● **Given task**:
Copy out all the records exactly.

● **Dataset records**:
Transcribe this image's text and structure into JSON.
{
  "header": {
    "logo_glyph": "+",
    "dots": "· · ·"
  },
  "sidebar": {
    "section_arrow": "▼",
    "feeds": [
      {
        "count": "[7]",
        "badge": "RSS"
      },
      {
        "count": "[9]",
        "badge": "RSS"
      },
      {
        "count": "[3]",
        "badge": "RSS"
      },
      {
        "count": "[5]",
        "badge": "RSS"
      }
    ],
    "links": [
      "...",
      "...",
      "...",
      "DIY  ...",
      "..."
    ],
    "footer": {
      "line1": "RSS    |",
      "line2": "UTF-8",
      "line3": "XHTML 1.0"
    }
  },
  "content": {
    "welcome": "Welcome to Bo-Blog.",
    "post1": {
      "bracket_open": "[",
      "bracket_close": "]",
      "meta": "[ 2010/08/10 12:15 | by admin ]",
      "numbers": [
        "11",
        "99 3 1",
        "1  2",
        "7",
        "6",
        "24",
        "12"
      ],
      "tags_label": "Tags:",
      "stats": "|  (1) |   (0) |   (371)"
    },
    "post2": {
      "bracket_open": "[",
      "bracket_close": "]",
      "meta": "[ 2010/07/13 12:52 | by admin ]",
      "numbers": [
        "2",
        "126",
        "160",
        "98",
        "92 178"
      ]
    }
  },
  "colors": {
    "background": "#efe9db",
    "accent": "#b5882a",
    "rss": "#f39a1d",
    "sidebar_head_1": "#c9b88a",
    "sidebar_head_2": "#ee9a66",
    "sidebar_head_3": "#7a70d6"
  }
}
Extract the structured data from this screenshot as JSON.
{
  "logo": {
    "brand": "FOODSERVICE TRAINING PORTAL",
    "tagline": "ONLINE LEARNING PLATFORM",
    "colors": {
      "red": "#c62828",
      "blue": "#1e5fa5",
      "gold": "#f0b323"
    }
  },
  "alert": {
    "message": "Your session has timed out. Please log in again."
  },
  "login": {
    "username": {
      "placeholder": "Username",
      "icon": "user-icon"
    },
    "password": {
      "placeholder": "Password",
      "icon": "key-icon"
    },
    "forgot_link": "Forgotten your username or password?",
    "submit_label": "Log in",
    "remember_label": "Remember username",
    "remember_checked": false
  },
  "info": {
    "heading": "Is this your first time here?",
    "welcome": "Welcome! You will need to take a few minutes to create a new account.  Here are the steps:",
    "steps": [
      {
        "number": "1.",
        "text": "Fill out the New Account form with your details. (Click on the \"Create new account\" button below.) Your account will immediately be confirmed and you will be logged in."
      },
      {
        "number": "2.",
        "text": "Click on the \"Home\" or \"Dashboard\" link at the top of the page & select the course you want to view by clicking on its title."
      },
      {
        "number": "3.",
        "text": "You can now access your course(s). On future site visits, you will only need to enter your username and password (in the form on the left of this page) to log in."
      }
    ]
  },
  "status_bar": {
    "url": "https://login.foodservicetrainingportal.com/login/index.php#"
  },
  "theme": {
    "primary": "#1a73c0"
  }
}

● **Written solution**:
Transcribe this image's text and structure into JSON.
{
  "header": {
    "logo_glyph": "+",
    "dots": "· · ·"
  },
  "sidebar": {
    "section_arrow": "▼",
    "feeds": [
      {
        "count": "[7]",
        "badge": "RSS"
      },
      {
        "count": "[9]",
        "badge": "RSS"
      },
      {
        "count": "[3]",
        "badge": "RSS"
      },
      {
        "count": "[5]",
        "badge": "RSS"
      }
    ],
    "links": [
      "...",
      "...",
      "...",
      "DIY  ...",
      "..."
    ],
    "footer": {
      "line1": "RSS    |",
      "line2": "UTF-8",
      "line3": "XHTML 1.0"
    }
  },
  "content": {
    "welcome": "Welcome to Bo-Blog.",
    "post1": {
      "bracket_open": "[",
      "bracket_close": "]",
      "meta": "[ 2010/08/10 12:15 | by admin ]",
      "numbers": [
        "11",
        "99 3 1",
        "1  2",
        "7",
        "6",
        "24",
        "12"
      ],
      "tags_label": "Tags:",
      "stats": "|  (1) |   (0) |   (371)"
    },
    "post2": {
      "bracket_open": "[",
      "bracket_close": "]",
      "meta": "[ 2010/07/13 12:52 | by admin ]",
      "numbers": [
        "2",
        "126",
        "160",
        "98",
        "92 178"
      ]
    }
  },
  "colors": {
    "background": "#efe9db",
    "accent": "#b5882a",
    "rss": "#f39a1d",
    "sidebar_head_1": "#c9b88a",
    "sidebar_head_2": "#ee9a66",
    "sidebar_head_3": "#7a70d6"
  }
}
Extract the structured data from this screenshot as JSON.
{
  "logo": {
    "brand": "FOODSERVICE TRAINING PORTAL",
    "tagline": "ONLINE LEARNING PLATFORM",
    "colors": {
      "red": "#c62828",
      "blue": "#1e5fa5",
      "gold": "#f0b323"
    }
  },
  "alert": {
    "message": "Your session has timed out. Please log in again."
  },
  "login": {
    "username": {
      "placeholder": "Username",
      "icon": "user-icon"
    },
    "password": {
      "placeholder": "Password",
      "icon": "key-icon"
    },
    "forgot_link": "Forgotten your username or password?",
    "submit_label": "Log in",
    "remember_label": "Remember username",
    "remember_checked": false
  },
  "info": {
    "heading": "Is this your first time here?",
    "welcome": "Welcome! You will need to take a few minutes to create a new account.  Here are the steps:",
    "steps": [
      {
        "number": "1.",
        "text": "Fill out the New Account form with your details. (Click on the \"Create new account\" button below.) Your account will immediately be confirmed and you will be logged in."
      },
      {
        "number": "2.",
        "text": "Click on the \"Home\" or \"Dashboard\" link at the top of the page & select the course you want to view by clicking on its title."
      },
      {
        "number": "3.",
        "text": "You can now access your course(s). On future site visits, you will only need to enter your username and password (in the form on the left of this page) to log in."
      }
    ]
  },
  "status_bar": {
    "url": "https://login.foodservicetrainingportal.com/login/index.php#"
  },
  "theme": {
    "primary": "#1a73c0"
  }
}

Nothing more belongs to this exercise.